#### WHAT IS REQUIRED
Identify every line in the records below that contains the word "JSON", and reproduce each one.

#### RECORDS TO USE
>> START

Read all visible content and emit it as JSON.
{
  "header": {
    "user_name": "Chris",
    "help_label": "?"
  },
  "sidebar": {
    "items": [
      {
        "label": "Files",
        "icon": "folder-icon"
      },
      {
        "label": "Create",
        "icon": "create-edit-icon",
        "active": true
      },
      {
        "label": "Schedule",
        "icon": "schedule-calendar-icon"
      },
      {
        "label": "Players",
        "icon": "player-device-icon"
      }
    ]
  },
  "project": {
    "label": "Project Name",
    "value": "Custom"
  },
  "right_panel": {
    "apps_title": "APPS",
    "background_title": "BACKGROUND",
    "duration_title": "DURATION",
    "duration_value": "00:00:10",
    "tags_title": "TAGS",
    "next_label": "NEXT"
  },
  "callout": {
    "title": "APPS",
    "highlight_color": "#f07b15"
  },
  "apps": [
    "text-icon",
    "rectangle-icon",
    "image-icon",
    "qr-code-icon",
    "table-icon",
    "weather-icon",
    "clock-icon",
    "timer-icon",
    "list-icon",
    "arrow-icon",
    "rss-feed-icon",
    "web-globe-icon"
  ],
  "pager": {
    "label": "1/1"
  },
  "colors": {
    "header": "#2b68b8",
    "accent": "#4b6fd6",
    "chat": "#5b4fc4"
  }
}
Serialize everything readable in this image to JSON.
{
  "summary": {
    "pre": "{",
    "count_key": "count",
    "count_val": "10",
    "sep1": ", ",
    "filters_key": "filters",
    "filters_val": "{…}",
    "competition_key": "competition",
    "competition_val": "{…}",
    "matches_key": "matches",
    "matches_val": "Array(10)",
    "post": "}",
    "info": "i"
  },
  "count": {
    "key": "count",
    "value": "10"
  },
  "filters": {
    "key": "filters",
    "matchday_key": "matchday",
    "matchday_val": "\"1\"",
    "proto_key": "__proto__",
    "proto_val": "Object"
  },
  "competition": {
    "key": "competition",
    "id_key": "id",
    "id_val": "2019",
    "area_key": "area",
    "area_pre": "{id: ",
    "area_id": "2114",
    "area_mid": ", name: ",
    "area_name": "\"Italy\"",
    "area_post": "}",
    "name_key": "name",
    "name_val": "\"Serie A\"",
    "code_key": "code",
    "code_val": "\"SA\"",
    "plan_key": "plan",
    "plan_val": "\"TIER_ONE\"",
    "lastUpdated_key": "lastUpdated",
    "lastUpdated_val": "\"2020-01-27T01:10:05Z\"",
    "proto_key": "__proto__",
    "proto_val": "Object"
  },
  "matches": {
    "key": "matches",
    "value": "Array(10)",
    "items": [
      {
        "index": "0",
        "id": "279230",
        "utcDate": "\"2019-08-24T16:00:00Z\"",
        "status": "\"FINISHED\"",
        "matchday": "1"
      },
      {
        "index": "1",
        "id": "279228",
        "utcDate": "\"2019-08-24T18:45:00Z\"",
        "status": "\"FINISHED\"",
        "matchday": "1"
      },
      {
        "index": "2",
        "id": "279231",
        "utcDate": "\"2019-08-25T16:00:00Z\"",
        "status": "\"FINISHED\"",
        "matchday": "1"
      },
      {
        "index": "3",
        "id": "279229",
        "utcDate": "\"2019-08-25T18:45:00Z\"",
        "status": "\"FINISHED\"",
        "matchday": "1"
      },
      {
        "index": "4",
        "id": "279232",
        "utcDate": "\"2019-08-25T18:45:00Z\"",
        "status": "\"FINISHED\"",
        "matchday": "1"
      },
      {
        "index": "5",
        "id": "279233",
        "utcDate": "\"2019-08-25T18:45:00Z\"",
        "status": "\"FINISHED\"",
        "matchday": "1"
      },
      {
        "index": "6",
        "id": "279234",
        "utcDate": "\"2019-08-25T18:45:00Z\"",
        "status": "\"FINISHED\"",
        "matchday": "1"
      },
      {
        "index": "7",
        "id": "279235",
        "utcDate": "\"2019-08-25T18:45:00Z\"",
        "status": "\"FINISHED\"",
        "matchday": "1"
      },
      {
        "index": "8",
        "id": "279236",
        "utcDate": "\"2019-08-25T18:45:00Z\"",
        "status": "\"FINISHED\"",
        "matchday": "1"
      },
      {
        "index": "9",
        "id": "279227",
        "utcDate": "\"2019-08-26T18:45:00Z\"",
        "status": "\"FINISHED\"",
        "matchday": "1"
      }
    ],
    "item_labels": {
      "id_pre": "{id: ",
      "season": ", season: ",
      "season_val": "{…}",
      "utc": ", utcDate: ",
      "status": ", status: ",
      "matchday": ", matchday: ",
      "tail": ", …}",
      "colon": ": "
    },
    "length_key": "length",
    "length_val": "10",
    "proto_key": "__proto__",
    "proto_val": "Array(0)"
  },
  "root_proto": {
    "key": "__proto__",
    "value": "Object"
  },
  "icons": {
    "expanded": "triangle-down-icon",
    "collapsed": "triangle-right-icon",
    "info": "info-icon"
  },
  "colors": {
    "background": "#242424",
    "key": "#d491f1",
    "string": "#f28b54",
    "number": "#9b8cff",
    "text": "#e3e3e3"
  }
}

>> END

#### EXERCISE SOLUTION
Read all visible content and emit it as JSON.
Serialize everything readable in this image to JSON.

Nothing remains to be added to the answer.